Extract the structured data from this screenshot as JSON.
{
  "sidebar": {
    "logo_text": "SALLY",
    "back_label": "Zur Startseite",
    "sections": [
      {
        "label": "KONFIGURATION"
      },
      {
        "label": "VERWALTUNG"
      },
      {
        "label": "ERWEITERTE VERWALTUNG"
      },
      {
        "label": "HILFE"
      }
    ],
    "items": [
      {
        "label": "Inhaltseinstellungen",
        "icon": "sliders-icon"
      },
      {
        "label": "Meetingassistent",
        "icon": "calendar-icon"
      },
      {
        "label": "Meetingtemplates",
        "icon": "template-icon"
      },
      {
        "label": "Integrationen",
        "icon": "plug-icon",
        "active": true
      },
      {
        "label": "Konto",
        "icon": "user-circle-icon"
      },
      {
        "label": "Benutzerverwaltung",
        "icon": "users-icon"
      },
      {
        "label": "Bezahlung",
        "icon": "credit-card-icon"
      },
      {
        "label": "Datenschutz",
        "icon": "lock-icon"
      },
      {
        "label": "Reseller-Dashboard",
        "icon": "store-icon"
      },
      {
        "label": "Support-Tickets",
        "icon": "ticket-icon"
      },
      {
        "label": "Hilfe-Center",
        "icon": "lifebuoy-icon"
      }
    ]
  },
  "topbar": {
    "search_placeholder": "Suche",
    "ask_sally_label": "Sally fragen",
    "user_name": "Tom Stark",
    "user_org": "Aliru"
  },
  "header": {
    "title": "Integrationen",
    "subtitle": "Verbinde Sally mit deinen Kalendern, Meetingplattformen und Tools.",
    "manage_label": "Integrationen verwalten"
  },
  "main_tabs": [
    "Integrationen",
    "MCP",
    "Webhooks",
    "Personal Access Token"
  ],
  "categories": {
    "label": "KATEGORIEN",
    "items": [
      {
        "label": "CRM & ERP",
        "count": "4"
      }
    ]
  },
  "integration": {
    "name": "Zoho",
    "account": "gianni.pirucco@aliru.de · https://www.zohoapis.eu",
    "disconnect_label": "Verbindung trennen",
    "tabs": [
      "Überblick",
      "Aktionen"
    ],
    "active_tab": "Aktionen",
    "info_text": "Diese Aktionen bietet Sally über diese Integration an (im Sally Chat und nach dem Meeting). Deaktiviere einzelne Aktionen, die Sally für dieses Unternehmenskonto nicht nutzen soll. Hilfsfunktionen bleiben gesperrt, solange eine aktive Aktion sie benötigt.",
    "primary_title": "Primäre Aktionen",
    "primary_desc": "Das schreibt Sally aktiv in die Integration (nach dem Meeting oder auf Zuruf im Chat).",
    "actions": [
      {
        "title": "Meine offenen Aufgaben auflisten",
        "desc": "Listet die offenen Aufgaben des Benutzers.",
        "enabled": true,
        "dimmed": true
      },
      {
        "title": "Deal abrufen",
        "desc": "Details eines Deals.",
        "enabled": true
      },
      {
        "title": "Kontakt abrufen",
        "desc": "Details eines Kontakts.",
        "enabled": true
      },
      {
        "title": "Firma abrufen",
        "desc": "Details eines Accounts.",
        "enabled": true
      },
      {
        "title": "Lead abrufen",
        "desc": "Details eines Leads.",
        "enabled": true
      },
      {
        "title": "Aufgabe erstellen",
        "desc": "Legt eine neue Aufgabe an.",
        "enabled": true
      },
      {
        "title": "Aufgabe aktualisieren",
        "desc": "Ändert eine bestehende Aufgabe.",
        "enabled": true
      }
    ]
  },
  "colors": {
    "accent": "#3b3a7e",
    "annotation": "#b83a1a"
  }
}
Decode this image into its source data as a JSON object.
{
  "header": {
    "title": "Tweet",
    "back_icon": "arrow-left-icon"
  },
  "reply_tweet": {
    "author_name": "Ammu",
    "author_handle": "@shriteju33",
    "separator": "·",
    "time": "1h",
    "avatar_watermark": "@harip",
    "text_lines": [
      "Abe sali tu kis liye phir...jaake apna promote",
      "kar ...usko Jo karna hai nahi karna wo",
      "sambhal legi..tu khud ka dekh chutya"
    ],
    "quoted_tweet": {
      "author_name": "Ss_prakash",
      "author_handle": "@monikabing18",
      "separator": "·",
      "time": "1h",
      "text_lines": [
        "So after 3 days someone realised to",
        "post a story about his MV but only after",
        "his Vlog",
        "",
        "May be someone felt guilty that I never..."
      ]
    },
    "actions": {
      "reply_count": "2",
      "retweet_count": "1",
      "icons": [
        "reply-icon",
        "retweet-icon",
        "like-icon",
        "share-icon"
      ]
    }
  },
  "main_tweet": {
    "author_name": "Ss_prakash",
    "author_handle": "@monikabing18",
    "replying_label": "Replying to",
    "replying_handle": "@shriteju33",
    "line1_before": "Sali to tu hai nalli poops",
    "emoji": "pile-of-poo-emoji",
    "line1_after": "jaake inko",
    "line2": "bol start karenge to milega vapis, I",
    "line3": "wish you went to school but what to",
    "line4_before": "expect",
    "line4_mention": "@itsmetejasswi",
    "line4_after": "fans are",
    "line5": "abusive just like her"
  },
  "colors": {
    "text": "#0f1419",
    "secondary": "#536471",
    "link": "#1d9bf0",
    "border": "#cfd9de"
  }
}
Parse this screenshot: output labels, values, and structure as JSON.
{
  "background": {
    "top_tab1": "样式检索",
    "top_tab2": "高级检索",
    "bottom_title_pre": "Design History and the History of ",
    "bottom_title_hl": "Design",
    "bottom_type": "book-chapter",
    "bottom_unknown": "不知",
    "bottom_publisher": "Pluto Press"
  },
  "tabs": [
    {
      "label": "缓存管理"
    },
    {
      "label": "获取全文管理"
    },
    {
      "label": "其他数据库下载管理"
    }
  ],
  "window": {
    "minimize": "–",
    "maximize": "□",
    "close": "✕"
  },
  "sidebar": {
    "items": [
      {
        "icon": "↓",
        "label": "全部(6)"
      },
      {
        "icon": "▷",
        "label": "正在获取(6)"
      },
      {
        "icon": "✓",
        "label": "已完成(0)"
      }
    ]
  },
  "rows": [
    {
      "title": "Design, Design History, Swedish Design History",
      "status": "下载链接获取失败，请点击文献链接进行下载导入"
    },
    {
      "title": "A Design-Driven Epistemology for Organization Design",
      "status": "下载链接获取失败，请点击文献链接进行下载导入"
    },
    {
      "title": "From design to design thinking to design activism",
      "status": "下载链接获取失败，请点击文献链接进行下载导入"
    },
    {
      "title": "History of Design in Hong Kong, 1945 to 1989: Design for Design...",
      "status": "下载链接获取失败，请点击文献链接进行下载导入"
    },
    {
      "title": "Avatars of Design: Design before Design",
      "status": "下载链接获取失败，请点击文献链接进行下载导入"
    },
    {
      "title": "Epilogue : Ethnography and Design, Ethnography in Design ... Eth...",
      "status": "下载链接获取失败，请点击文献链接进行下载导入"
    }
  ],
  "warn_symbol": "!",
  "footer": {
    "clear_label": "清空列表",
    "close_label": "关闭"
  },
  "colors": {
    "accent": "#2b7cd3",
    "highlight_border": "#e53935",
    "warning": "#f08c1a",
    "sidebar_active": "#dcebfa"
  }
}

> **Written request**
In the data above, tally the lines holding "JSON" and answer with the figure only.

> **Response to this task**
3